_Work instructions_:
All the records that follow need to be reproduced exactly. Omit the images.

Saved entries:

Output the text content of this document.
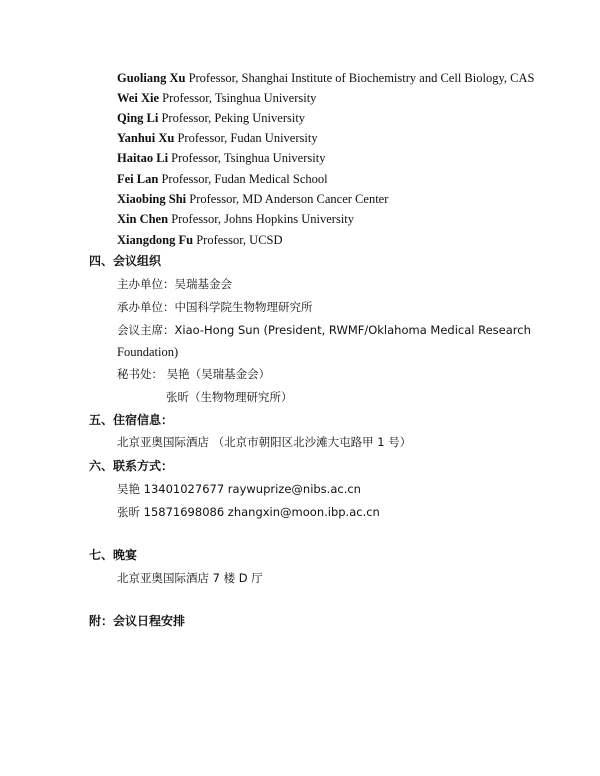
Guoliang Xu Professor, Shanghai Institute of Biochemistry and Cell Biology, CAS
Wei Xie Professor, Tsinghua University
Qing Li Professor, Peking University
Yanhui Xu Professor, Fudan University
Haitao Li Professor, Tsinghua University
Fei Lan Professor, Fudan Medical School
Xiaobing Shi Professor, MD Anderson Cancer Center
Xin Chen Professor, Johns Hopkins University
Xiangdong Fu Professor, UCSD
四、会议组织
主办单位：吴瑞基金会
承办单位：中国科学院生物物理研究所
会议主席：Xiao-Hong Sun (President, RWMF/Oklahoma Medical Research
Foundation)
秘书处： 吴艳（吴瑞基金会）
张昕（生物物理研究所）
五、住宿信息：
北京亚奥国际酒店 （北京市朝阳区北沙滩大屯路甲 1 号）
六、联系方式：
吴艳 13401027677 raywuprize@nibs.ac.cn
张昕 15871698086 zhangxin@moon.ibp.ac.cn
七、晚宴
北京亚奥国际酒店 7 楼 D 厅
附：会议日程安排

_Answer for the task_:
Output the text content of this document.
Guoliang Xu Professor, Shanghai Institute of Biochemistry and Cell Biology, CAS
Wei Xie Professor, Tsinghua University
Qing Li Professor, Peking University
Yanhui Xu Professor, Fudan University
Haitao Li Professor, Tsinghua University
Fei Lan Professor, Fudan Medical School
Xiaobing Shi Professor, MD Anderson Cancer Center
Xin Chen Professor, Johns Hopkins University
Xiangdong Fu Professor, UCSD
四、会议组织
主办单位：吴瑞基金会
承办单位：中国科学院生物物理研究所
会议主席：Xiao-Hong Sun (President, RWMF/Oklahoma Medical Research
Foundation)
秘书处： 吴艳（吴瑞基金会）
张昕（生物物理研究所）
五、住宿信息：
北京亚奥国际酒店 （北京市朝阳区北沙滩大屯路甲 1 号）
六、联系方式：
吴艳 13401027677 raywuprize@nibs.ac.cn
张昕 15871698086 zhangxin@moon.ibp.ac.cn
七、晚宴
北京亚奥国际酒店 7 楼 D 厅
附：会议日程安排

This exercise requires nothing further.